• WHAT TO WORK ON
a) In the travel entry on Hammamet, why does the writer feel a sense of peace while looking at the landscape from the train? Answer in one to three sentences.
b) Answer these questions about the travel entry on Hammamet, each on its own line:
(i) What date heads the entry?
(ii) From which train station does the writer head out of Tunis?
(iii) Where is the writer sitting when the late afternoon sun bursts in?
c) Extend the travel entry on Hammamet, picking up right after its last sentence.

• GIVEN PASSAGE
----------

9.17.2010

Hammamet on a waxing gibbous moon



Heading out of Tunis from Tunisville Train Station
Tunisian landscape in fleeting images escaping my quizzical gaze due to train travel. In some sense this gives me a sense of peace as all I can do is behold the beauty of the moment of landscape as it parades by. I feel calm & sedated by the late afternoon sun bursting in through my window seat as it tantalizes me to dare to ponder what knowledge the landscape indeed does hold. What memories those mountains must contain. Why was that strip clear-cut? Is there indeed a trail that leads up to those repeater towers? Can I get there? Will there be bandits awaiting our caravan on the other side? Where does the desert begin? So, this is my mode of thought on the train...

----------

• STORED RECORDS
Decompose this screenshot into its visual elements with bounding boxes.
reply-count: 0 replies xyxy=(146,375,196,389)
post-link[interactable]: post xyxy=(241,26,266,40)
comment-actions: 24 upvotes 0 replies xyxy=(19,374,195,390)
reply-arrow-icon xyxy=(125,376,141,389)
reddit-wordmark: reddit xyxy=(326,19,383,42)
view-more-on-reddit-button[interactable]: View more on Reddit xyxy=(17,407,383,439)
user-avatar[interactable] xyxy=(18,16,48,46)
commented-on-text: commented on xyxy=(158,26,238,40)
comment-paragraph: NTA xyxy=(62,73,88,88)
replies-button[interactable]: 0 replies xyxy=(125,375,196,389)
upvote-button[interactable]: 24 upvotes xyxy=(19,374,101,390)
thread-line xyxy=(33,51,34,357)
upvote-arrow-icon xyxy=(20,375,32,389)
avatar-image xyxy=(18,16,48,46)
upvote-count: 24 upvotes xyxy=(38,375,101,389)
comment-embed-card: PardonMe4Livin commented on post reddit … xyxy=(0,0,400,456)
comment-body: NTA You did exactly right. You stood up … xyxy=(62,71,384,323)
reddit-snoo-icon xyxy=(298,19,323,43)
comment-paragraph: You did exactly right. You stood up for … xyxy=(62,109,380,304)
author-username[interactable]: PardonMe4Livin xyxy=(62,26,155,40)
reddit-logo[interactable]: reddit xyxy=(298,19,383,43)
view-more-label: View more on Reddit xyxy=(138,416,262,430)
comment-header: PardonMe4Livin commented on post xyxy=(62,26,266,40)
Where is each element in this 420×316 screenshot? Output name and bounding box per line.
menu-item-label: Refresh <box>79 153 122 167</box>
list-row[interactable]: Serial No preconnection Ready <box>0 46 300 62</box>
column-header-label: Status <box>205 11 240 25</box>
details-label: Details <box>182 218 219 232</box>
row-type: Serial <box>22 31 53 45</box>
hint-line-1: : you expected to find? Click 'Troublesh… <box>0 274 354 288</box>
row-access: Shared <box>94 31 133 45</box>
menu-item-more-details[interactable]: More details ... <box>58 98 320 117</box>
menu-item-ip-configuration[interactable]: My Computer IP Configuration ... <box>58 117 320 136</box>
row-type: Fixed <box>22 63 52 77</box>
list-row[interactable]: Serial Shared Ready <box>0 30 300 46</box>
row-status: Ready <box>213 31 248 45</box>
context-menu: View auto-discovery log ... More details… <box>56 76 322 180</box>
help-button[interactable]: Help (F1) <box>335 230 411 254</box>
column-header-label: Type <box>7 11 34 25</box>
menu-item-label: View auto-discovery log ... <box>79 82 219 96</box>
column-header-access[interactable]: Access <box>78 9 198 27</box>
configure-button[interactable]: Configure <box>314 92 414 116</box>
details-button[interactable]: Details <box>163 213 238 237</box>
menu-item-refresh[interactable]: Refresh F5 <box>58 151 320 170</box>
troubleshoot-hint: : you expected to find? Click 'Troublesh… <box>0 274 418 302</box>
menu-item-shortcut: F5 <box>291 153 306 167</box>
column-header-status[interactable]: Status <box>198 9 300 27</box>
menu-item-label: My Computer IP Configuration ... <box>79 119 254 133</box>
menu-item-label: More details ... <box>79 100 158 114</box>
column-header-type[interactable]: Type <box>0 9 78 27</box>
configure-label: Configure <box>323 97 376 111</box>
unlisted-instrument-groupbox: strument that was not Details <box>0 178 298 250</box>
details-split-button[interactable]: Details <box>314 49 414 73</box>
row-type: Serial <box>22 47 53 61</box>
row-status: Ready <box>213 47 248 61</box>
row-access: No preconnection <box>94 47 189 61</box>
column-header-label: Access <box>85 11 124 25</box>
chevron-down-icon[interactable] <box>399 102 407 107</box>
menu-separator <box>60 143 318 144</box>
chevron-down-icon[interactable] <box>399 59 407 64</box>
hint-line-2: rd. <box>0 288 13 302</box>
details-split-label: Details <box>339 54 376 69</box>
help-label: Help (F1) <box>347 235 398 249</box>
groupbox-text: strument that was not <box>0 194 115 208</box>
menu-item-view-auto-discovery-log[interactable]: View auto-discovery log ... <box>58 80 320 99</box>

----------

• ANSWERS BELOW
a) The writer feels at peace because, on the train, all they can do is behold the beauty of the landscape as it parades by.

b)
(i) 9.17.2010
(ii) Tunisville Train Station
(iii) In a window seat

c)
Introducing Hammamet- The sun nearly setting presented a romantic welcome. We wandered down Avenue Habib Bourguiba instinctively heading for the sea. The sea delivered. It always delivers. The moon is rising over the kasbah and and I'm ready to rock. The Hammamet Kasbah is especially intriguing as it's backdrop extends down onto the shores of the Mediterranean, broken only by a sweet promenade. Incidentally, it looks as if there is a little longboard break that goes off during storms... So solo ojo and myself, weary from our journey as well as anticipating where exactly we were going to sleep later that night, settle into a dreamy little outdoor cafe where throw pillows, carpets and big blocks of white limestone reigned. The open sky hovered above us with a faint outline of distant stars, cafe direits were served, sheesha (water pipe) loaded with tufa (apple-flavored tobacco), Tunisian Arabic rhythms flowing through a sweet sound system, incense wafting- hedonism (as in pleasure minus pain) prevailed in those moments. The minimal lights of the top of the kasbah hinted at the grandeur of the spectacle that we beheld: what were those walls of the kasbah trying to tell me? The history, the people, the battles, the architecture hinted at these truths, and the intoxicating smells took me back in time.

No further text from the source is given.